* WHAT YOU HAVE TO DO *
Search the data below for the string "Propietario". Extract every line that contains it.

● ● ●

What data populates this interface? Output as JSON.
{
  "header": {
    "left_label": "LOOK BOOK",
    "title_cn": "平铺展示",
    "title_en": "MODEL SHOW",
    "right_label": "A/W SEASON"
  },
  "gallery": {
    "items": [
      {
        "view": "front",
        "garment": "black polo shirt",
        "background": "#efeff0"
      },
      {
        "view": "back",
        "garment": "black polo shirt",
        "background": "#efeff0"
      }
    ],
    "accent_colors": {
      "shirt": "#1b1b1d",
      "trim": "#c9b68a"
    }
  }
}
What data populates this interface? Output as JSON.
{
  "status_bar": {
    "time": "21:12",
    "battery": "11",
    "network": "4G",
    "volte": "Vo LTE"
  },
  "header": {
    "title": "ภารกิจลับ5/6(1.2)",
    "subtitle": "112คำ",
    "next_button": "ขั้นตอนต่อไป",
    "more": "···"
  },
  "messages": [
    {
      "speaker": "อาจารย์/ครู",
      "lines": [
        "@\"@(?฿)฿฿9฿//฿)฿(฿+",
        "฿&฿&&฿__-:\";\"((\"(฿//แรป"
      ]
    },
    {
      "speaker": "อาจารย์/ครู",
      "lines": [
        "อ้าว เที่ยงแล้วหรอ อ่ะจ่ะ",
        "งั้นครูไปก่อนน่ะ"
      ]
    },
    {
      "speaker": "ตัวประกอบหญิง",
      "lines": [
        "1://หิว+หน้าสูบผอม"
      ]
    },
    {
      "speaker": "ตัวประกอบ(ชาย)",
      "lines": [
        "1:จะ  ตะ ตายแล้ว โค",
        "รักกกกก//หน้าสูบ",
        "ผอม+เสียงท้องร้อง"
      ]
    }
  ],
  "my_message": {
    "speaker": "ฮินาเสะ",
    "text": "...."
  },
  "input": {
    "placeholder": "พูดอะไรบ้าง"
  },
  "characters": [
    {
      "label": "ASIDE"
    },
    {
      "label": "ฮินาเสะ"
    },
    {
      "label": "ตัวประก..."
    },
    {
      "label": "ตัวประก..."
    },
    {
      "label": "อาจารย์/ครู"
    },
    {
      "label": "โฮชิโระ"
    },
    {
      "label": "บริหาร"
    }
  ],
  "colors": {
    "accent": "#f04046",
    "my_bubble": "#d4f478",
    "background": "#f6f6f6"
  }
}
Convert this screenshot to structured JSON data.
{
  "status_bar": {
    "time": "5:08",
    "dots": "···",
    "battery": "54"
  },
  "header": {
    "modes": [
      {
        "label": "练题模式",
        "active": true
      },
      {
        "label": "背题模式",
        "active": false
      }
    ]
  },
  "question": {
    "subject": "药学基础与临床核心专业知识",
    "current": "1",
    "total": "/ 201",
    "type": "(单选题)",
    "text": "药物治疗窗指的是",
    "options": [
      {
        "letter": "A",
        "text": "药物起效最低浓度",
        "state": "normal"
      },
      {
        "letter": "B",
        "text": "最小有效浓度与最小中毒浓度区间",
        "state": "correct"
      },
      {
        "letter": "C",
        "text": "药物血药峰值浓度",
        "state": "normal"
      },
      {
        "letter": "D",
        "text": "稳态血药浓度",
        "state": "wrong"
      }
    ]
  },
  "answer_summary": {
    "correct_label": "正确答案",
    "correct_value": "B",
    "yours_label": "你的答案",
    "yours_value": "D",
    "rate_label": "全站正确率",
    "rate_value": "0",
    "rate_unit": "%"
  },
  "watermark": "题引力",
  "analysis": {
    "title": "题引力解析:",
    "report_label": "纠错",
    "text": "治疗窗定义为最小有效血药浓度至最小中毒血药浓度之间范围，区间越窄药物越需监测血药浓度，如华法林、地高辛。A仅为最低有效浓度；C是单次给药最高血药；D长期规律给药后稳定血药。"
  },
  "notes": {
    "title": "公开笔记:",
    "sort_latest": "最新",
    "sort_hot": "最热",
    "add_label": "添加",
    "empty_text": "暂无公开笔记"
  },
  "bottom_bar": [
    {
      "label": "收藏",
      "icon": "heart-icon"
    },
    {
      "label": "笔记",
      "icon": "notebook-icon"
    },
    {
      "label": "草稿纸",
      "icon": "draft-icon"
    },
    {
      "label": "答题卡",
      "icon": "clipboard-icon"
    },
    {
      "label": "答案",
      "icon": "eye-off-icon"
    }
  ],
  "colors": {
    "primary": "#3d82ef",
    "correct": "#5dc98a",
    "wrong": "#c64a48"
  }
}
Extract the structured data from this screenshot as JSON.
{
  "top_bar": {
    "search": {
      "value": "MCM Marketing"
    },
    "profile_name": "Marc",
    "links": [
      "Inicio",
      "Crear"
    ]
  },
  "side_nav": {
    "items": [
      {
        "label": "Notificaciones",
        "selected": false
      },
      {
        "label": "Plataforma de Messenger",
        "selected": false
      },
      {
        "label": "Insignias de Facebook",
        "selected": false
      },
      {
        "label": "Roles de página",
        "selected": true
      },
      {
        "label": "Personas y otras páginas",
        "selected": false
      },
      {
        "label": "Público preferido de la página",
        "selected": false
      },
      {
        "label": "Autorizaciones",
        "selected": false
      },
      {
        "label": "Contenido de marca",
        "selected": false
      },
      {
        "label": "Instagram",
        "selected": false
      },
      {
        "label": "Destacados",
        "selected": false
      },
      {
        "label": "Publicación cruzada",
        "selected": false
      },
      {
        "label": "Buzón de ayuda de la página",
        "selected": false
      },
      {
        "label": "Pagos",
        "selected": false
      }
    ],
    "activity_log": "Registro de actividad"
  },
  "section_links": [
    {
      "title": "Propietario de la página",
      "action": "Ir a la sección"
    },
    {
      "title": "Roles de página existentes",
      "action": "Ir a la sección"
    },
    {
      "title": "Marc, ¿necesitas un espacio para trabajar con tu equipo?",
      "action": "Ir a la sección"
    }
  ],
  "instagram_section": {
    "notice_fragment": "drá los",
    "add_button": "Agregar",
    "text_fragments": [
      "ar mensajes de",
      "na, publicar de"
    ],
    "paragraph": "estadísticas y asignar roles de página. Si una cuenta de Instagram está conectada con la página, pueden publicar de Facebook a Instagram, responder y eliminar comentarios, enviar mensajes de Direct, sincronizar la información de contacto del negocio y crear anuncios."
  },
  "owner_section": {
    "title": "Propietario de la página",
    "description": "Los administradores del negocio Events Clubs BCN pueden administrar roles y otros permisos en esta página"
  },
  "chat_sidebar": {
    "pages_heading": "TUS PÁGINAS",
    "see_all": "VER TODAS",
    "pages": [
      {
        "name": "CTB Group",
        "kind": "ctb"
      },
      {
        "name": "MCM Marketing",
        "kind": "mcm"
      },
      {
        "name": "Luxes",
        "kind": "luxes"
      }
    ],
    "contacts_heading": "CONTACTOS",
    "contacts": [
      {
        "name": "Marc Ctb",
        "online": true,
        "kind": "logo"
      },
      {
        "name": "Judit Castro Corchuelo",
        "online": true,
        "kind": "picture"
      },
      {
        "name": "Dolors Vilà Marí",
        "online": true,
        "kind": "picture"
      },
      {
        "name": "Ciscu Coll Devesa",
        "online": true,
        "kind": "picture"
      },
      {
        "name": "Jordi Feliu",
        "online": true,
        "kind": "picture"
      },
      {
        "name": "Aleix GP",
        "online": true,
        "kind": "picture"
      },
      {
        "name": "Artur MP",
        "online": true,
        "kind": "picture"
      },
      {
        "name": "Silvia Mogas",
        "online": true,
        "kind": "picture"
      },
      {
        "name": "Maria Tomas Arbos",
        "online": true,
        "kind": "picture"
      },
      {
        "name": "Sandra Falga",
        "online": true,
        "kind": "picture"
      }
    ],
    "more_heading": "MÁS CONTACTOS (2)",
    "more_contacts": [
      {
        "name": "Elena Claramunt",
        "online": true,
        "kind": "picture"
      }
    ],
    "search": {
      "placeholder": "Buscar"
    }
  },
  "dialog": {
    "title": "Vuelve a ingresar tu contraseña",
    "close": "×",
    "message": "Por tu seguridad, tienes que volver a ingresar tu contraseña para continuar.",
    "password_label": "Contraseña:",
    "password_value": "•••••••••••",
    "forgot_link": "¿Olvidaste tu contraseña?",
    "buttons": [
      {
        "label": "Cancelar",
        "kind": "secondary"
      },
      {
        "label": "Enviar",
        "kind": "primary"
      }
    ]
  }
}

● ● ●

* RESULT OF THE TASK *
      "title": "Propietario de la página",
    "title": "Propietario de la página",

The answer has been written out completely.